__Task objective__
Please give the entries again in full and exactly, without any picture.

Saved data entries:

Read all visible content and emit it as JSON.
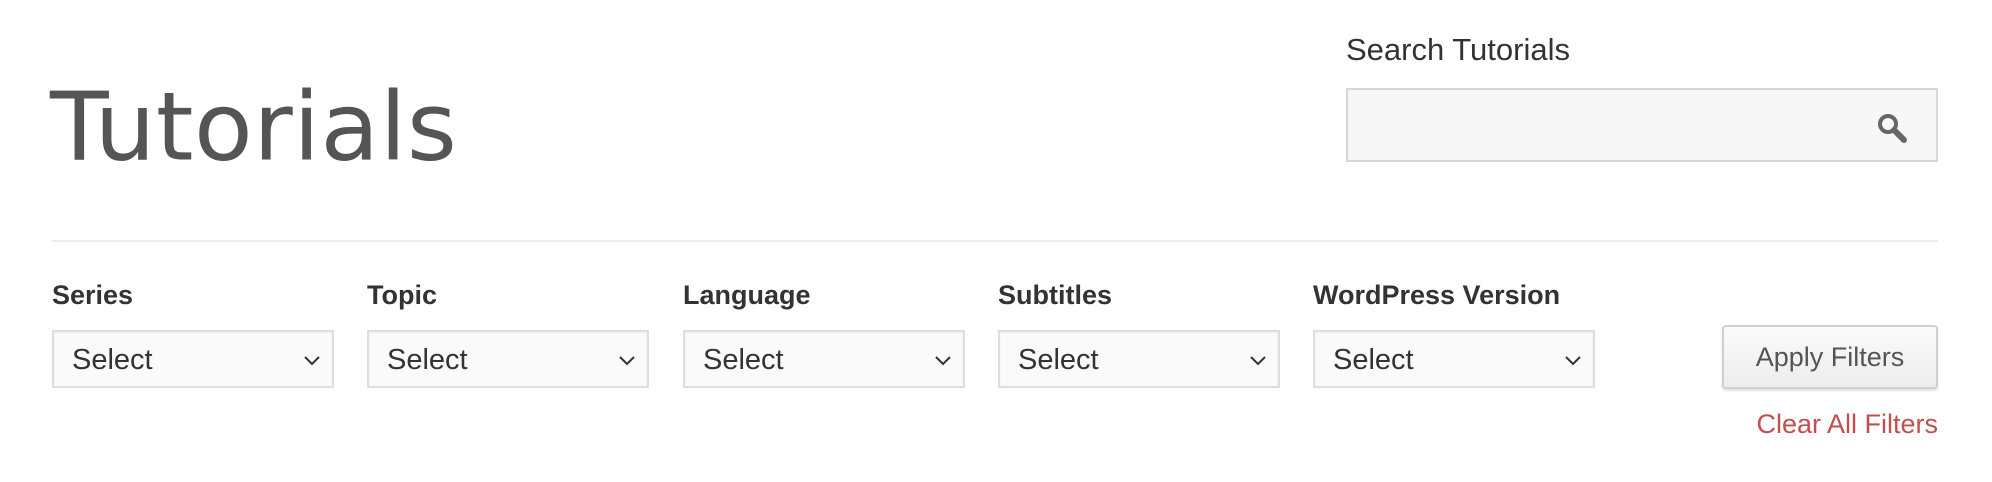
{
  "header": {
    "title": "Tutorials"
  },
  "search": {
    "label": "Search Tutorials",
    "value": "",
    "placeholder": "",
    "icon": "search-icon"
  },
  "filters": [
    {
      "label": "Series",
      "selected": "Select"
    },
    {
      "label": "Topic",
      "selected": "Select"
    },
    {
      "label": "Language",
      "selected": "Select"
    },
    {
      "label": "Subtitles",
      "selected": "Select"
    },
    {
      "label": "WordPress Version",
      "selected": "Select"
    }
  ],
  "actions": {
    "apply_label": "Apply Filters",
    "clear_label": "Clear All Filters"
  },
  "colors": {
    "title": "#555555",
    "text": "#333333",
    "link": "#c0504d",
    "border": "#d7d7d7"
  }
}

__Task answer__
Read all visible content and emit it as JSON.
{
  "header": {
    "title": "Tutorials"
  },
  "search": {
    "label": "Search Tutorials",
    "value": "",
    "placeholder": "",
    "icon": "search-icon"
  },
  "filters": [
    {
      "label": "Series",
      "selected": "Select"
    },
    {
      "label": "Topic",
      "selected": "Select"
    },
    {
      "label": "Language",
      "selected": "Select"
    },
    {
      "label": "Subtitles",
      "selected": "Select"
    },
    {
      "label": "WordPress Version",
      "selected": "Select"
    }
  ],
  "actions": {
    "apply_label": "Apply Filters",
    "clear_label": "Clear All Filters"
  },
  "colors": {
    "title": "#555555",
    "text": "#333333",
    "link": "#c0504d",
    "border": "#d7d7d7"
  }
}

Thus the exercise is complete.